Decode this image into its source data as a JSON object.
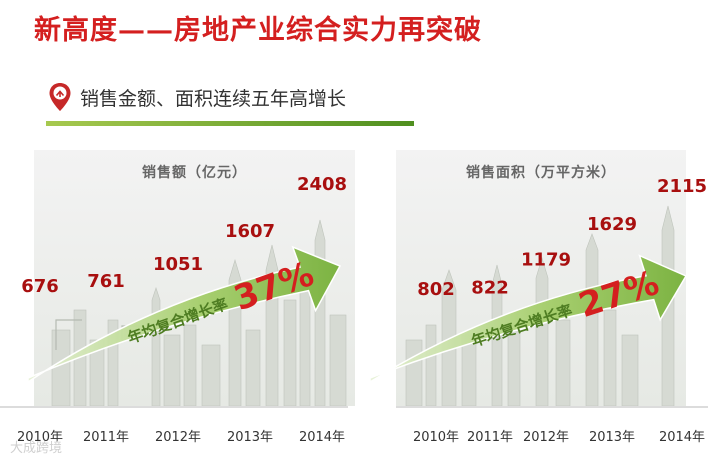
{
  "title": "新高度——房地产业综合实力再突破",
  "subtitle": "销售金额、面积连续五年高增长",
  "colors": {
    "title": "#d41f1f",
    "value": "#a80f0f",
    "arrow": "#7cb342",
    "rule": "#6a9f2a",
    "axis_text": "#333333"
  },
  "chart_data": [
    {
      "type": "bar",
      "title": "销售额（亿元）",
      "categories": [
        "2010年",
        "2011年",
        "2012年",
        "2013年",
        "2014年"
      ],
      "values": [
        676,
        761,
        1051,
        1607,
        2408
      ],
      "arrow_label": "年均复合增长率",
      "growth_rate": "37%"
    },
    {
      "type": "bar",
      "title": "销售面积（万平方米）",
      "categories": [
        "2010年",
        "2011年",
        "2012年",
        "2013年",
        "2014年"
      ],
      "values": [
        802,
        822,
        1179,
        1629,
        2115
      ],
      "arrow_label": "年均复合增长率",
      "growth_rate": "27%"
    }
  ],
  "watermark": "大成跨境",
  "icons": {
    "pin": "location-pin-icon"
  }
}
========
_Description of the task:_ Restate each entry word for word, leaving out any pictures.

_Result for this task:_
Decode this image into its source data as a JSON object.
{
  "title": "新高度——房地产业综合实力再突破",
  "subtitle": "销售金额、面积连续五年高增长",
  "colors": {
    "title": "#d41f1f",
    "value": "#a80f0f",
    "arrow": "#7cb342",
    "rule": "#6a9f2a",
    "axis_text": "#333333"
  },
  "chart_data": [
    {
      "type": "bar",
      "title": "销售额（亿元）",
      "categories": [
        "2010年",
        "2011年",
        "2012年",
        "2013年",
        "2014年"
      ],
      "values": [
        676,
        761,
        1051,
        1607,
        2408
      ],
      "arrow_label": "年均复合增长率",
      "growth_rate": "37%"
    },
    {
      "type": "bar",
      "title": "销售面积（万平方米）",
      "categories": [
        "2010年",
        "2011年",
        "2012年",
        "2013年",
        "2014年"
      ],
      "values": [
        802,
        822,
        1179,
        1629,
        2115
      ],
      "arrow_label": "年均复合增长率",
      "growth_rate": "27%"
    }
  ],
  "watermark": "大成跨境",
  "icons": {
    "pin": "location-pin-icon"
  }
}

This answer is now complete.